# Start of SUPPLIED DATA

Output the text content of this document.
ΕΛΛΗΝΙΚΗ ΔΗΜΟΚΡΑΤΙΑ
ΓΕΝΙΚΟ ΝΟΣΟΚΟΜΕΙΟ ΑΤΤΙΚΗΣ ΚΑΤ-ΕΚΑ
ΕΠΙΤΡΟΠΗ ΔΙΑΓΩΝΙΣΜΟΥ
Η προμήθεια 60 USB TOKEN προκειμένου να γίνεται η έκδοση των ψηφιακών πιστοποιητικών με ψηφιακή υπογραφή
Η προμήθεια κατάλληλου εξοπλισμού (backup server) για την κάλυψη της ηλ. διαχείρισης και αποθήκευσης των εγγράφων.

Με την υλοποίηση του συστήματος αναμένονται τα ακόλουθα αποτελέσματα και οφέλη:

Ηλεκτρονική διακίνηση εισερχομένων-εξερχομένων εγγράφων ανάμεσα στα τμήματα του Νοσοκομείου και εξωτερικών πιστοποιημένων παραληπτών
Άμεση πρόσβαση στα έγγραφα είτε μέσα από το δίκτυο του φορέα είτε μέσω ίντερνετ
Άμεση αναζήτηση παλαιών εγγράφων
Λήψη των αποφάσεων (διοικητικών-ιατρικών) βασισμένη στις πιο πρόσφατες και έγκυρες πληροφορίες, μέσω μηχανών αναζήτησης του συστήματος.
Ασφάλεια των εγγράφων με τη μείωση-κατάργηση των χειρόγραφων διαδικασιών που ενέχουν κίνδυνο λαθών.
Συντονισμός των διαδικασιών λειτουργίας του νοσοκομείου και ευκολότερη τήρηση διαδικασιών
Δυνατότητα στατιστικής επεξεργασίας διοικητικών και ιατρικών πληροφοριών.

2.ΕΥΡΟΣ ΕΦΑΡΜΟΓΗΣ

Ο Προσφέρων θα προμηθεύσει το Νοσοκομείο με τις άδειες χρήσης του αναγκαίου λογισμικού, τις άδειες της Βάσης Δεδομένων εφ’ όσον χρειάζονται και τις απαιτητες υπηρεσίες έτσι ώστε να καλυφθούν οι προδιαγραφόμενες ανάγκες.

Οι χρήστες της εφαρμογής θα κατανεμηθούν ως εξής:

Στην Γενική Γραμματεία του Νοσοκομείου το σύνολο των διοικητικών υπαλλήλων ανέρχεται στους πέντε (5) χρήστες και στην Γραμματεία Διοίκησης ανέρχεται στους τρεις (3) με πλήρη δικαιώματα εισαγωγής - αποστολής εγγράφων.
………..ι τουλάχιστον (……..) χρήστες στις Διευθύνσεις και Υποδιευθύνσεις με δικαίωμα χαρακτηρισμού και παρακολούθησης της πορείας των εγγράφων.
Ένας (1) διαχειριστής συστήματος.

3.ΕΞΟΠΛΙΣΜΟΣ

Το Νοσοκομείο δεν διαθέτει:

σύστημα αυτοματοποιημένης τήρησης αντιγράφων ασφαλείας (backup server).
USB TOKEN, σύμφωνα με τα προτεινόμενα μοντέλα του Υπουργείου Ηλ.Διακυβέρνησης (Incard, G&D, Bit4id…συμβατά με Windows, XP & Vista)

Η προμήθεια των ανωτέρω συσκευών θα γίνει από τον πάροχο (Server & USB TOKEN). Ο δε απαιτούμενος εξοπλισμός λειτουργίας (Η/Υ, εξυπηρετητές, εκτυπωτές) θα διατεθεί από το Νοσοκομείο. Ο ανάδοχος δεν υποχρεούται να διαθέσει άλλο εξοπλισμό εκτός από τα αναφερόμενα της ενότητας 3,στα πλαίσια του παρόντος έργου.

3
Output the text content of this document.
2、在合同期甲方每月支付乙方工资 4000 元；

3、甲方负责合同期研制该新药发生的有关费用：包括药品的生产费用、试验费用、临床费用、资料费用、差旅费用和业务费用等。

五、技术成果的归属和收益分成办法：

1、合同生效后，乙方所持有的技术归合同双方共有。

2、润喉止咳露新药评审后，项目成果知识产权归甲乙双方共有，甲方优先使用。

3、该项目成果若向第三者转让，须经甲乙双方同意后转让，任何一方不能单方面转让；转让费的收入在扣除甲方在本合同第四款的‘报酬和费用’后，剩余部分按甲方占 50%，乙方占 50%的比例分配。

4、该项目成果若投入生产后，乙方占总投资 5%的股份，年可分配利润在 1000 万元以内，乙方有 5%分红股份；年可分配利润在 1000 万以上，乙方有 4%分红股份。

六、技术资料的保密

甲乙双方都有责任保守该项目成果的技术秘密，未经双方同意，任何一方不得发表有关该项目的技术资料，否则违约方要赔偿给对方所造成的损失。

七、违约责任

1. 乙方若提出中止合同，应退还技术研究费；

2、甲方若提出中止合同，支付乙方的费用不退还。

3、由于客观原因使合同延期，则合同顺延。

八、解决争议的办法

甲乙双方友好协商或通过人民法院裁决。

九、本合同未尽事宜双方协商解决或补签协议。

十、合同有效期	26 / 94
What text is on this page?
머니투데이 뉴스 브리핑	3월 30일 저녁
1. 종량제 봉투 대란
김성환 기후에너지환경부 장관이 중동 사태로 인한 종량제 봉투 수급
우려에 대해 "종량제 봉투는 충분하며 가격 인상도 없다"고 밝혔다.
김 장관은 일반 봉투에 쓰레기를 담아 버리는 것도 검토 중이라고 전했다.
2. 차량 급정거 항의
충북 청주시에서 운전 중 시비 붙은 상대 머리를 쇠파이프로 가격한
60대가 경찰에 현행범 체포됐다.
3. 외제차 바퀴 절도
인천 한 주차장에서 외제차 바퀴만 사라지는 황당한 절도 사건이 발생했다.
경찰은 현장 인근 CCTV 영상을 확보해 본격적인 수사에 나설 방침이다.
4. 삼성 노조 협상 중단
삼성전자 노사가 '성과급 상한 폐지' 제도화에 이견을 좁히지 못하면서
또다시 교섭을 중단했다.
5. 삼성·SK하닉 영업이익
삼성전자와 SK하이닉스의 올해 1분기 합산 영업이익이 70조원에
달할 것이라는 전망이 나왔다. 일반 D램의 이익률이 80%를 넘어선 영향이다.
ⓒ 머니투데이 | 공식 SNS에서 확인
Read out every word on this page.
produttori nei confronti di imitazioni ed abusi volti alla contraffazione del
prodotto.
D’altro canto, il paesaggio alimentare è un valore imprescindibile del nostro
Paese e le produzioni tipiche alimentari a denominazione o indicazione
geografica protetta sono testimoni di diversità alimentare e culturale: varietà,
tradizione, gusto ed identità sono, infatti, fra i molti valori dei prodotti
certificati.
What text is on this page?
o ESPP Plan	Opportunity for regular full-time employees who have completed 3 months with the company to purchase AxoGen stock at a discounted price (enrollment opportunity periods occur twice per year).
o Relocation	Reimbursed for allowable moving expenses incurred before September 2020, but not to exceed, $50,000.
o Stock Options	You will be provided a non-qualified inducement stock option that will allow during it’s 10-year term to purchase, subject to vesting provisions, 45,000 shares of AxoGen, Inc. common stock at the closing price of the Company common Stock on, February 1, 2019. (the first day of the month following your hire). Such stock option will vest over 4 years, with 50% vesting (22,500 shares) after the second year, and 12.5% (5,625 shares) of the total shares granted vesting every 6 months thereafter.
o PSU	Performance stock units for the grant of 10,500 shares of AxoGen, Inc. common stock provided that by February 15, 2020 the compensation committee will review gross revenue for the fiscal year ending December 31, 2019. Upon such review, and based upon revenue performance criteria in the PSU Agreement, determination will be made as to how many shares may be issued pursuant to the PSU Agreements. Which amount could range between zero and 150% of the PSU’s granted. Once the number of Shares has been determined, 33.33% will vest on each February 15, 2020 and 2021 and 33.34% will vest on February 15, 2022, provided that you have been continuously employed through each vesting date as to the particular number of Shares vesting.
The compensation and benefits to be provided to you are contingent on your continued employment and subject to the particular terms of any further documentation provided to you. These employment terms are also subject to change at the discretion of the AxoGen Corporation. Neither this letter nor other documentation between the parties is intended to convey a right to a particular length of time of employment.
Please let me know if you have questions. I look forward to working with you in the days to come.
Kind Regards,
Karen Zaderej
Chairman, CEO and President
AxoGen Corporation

# End of SUPPLIED DATA

- INSTRUCTIONS TO FOLLOW
Search the listing for the word "λειτουργίας". Copy every line in which it occurs.

- EXERCISE RESPONSE
Συντονισμός των διαδικασιών λειτουργίας του νοσοκομείου και ευκολότερη τήρηση διαδικασιών
Η προμήθεια των ανωτέρω συσκευών θα γίνει από τον πάροχο (Server & USB TOKEN). Ο δε απαιτούμενος εξοπλισμός λειτουργίας (Η/Υ, εξυπηρετητές, εκτυπωτές) θα διατεθεί από το Νοσοκομείο. Ο ανάδοχος δεν υποχρεούται να διαθέσει άλλο εξοπλισμό εκτός από τα αναφερόμενα της ενότητας 3,στα πλαίσια του παρόντος έργου.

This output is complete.